INSTRUCTION -
List every line below containing "What".

# # # # # # #

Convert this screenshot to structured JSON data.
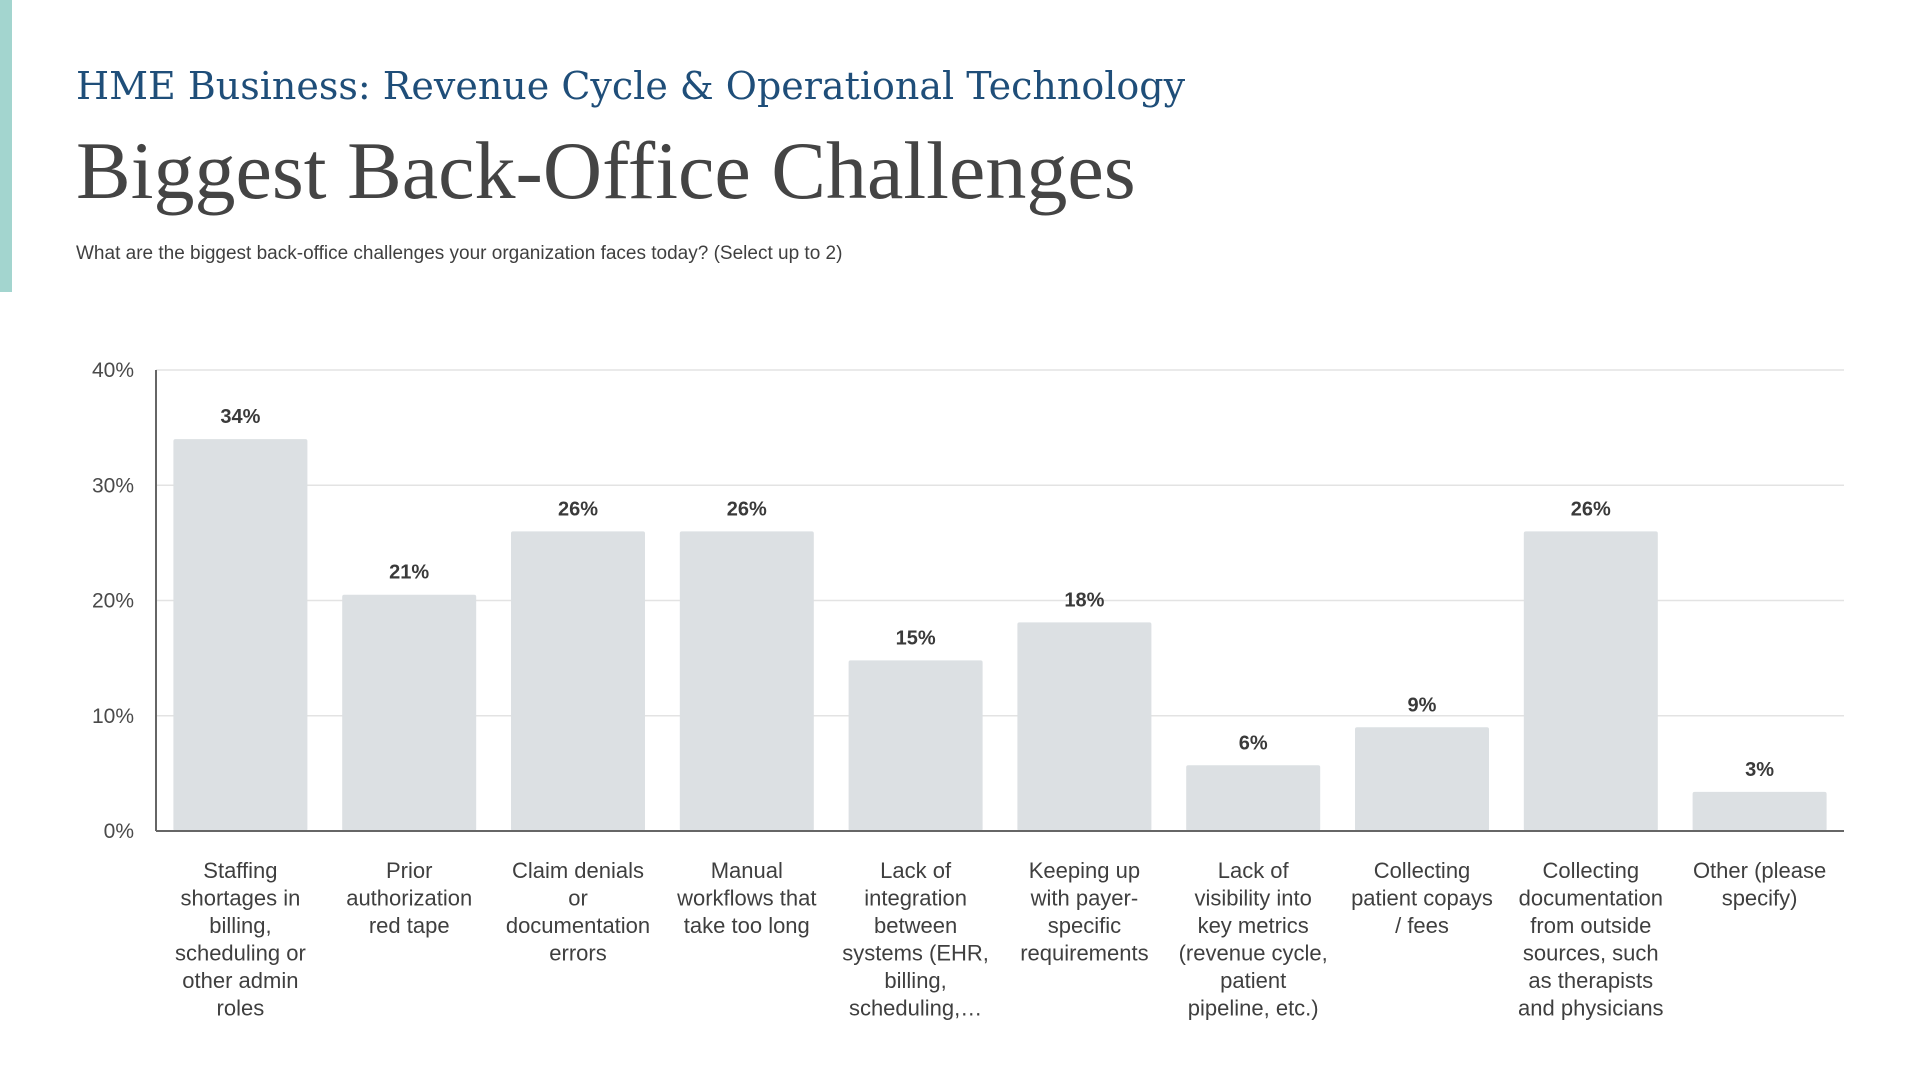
{
  "header": {
    "eyebrow": "HME Business: Revenue Cycle & Operational Technology",
    "title": "Biggest Back-Office Challenges",
    "question": "What are the biggest back-office challenges your organization faces today? (Select up to 2)"
  },
  "colors": {
    "accent": "#a3d5cf",
    "bar": "#dce0e3",
    "eyebrow": "#1f4e79",
    "title": "#444444",
    "grid": "#e3e3e3",
    "axis": "#666666"
  },
  "chart_data": {
    "type": "bar",
    "ylim": [
      0,
      40
    ],
    "yticks": [
      0,
      10,
      20,
      30,
      40
    ],
    "ytick_labels": [
      "0%",
      "10%",
      "20%",
      "30%",
      "40%"
    ],
    "grid": true,
    "legend": "none",
    "categories": [
      [
        "Staffing",
        "shortages in",
        "billing,",
        "scheduling or",
        "other admin",
        "roles"
      ],
      [
        "Prior",
        "authorization",
        "red tape"
      ],
      [
        "Claim denials",
        "or",
        "documentation",
        "errors"
      ],
      [
        "Manual",
        "workflows that",
        "take too long"
      ],
      [
        "Lack of",
        "integration",
        "between",
        "systems (EHR,",
        "billing,",
        "scheduling,…"
      ],
      [
        "Keeping up",
        "with payer-",
        "specific",
        "requirements"
      ],
      [
        "Lack of",
        "visibility into",
        "key metrics",
        "(revenue cycle,",
        "patient",
        "pipeline, etc.)"
      ],
      [
        "Collecting",
        "patient copays",
        "/ fees"
      ],
      [
        "Collecting",
        "documentation",
        "from outside",
        "sources, such",
        "as therapists",
        "and physicians"
      ],
      [
        "Other (please",
        "specify)"
      ]
    ],
    "values": [
      34,
      20.5,
      26,
      26,
      14.8,
      18.1,
      5.7,
      9,
      26,
      3.4
    ],
    "data_labels": [
      "34%",
      "21%",
      "26%",
      "26%",
      "15%",
      "18%",
      "6%",
      "9%",
      "26%",
      "3%"
    ]
  }
}
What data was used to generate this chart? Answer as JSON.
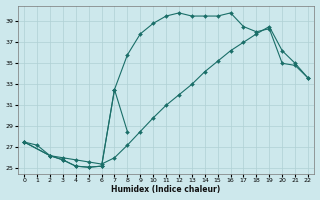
{
  "xlabel": "Humidex (Indice chaleur)",
  "bg_color": "#cde8ec",
  "grid_color": "#b0d0d4",
  "line_color": "#1a6e68",
  "xlim": [
    -0.5,
    22.5
  ],
  "ylim": [
    24.5,
    40.5
  ],
  "xticks": [
    0,
    1,
    2,
    3,
    4,
    5,
    6,
    7,
    8,
    9,
    10,
    11,
    12,
    13,
    14,
    15,
    16,
    17,
    18,
    19,
    20,
    21,
    22
  ],
  "yticks": [
    25,
    27,
    29,
    31,
    33,
    35,
    37,
    39
  ],
  "curve_top_x": [
    0,
    2,
    3,
    4,
    5,
    6,
    7,
    8,
    9,
    10,
    11,
    12,
    13,
    14,
    15,
    16,
    17,
    18,
    19,
    20,
    21,
    22
  ],
  "curve_top_y": [
    27.5,
    26.2,
    25.8,
    25.2,
    25.1,
    25.2,
    32.5,
    35.8,
    37.8,
    38.8,
    39.5,
    39.8,
    39.5,
    39.5,
    39.5,
    39.8,
    38.5,
    38.0,
    38.3,
    35.0,
    34.8,
    33.6
  ],
  "curve_mid_x": [
    0,
    2,
    3,
    4,
    5,
    6,
    7,
    8,
    9,
    10,
    11,
    12,
    13,
    14,
    15,
    16,
    17,
    18,
    19,
    20,
    21,
    22
  ],
  "curve_mid_y": [
    27.5,
    26.2,
    26.0,
    25.8,
    25.6,
    25.4,
    26.0,
    27.2,
    28.5,
    29.8,
    31.0,
    32.0,
    33.0,
    34.2,
    35.2,
    36.2,
    37.0,
    37.8,
    38.5,
    36.2,
    35.0,
    33.6
  ],
  "curve_low_x": [
    0,
    1,
    2,
    3,
    4,
    5,
    6,
    7,
    8
  ],
  "curve_low_y": [
    27.5,
    27.2,
    26.2,
    25.8,
    25.2,
    25.1,
    25.2,
    32.5,
    28.5
  ]
}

# # # # # # #

ANSWER BELOW -
    "question": "What are the biggest back-office challenges your organization faces today? (Select up to 2)"
What data was used to generate this chart? Answer as JSON.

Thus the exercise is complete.